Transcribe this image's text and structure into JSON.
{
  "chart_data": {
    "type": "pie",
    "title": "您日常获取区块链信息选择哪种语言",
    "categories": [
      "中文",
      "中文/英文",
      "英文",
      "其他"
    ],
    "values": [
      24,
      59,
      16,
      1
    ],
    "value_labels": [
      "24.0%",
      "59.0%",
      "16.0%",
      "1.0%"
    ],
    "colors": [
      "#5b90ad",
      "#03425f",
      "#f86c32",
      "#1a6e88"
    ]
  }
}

----------------

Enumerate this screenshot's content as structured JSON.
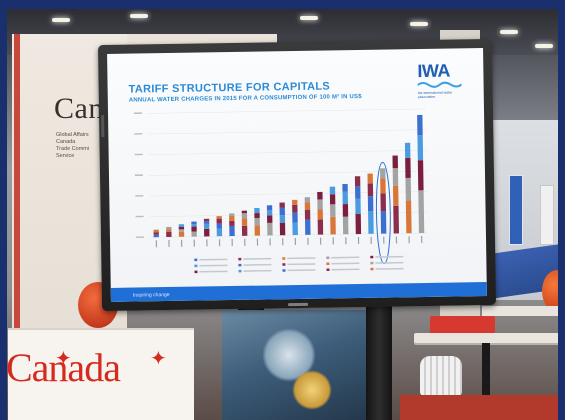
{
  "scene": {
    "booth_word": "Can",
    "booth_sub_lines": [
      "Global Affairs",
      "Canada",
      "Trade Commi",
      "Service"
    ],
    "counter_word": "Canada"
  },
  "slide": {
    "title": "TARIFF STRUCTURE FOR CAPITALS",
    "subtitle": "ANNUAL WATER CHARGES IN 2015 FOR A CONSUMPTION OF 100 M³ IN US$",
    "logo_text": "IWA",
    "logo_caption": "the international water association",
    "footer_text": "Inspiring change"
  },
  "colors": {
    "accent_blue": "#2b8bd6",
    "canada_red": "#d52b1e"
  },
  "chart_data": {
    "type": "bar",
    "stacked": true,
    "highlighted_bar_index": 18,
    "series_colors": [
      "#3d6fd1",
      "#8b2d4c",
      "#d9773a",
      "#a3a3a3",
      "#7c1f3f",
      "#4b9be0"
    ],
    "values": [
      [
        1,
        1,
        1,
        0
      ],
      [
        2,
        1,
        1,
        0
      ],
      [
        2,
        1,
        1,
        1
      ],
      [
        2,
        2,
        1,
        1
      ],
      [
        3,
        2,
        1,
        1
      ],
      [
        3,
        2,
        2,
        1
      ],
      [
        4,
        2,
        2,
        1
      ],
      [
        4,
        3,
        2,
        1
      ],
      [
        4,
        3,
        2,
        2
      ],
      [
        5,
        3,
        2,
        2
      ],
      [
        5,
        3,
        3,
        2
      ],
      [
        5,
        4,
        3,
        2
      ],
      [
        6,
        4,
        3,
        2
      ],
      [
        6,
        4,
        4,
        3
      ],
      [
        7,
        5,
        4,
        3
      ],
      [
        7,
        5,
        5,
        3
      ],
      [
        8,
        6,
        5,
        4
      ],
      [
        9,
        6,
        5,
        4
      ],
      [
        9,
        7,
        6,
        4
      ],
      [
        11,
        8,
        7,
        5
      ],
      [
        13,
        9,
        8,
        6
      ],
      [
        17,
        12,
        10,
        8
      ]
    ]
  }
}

----------------

Copy each line from the records above that includes the string "JSON".

**Exercise output**
Transcribe this image's text and structure into JSON.
Enumerate this screenshot's content as structured JSON.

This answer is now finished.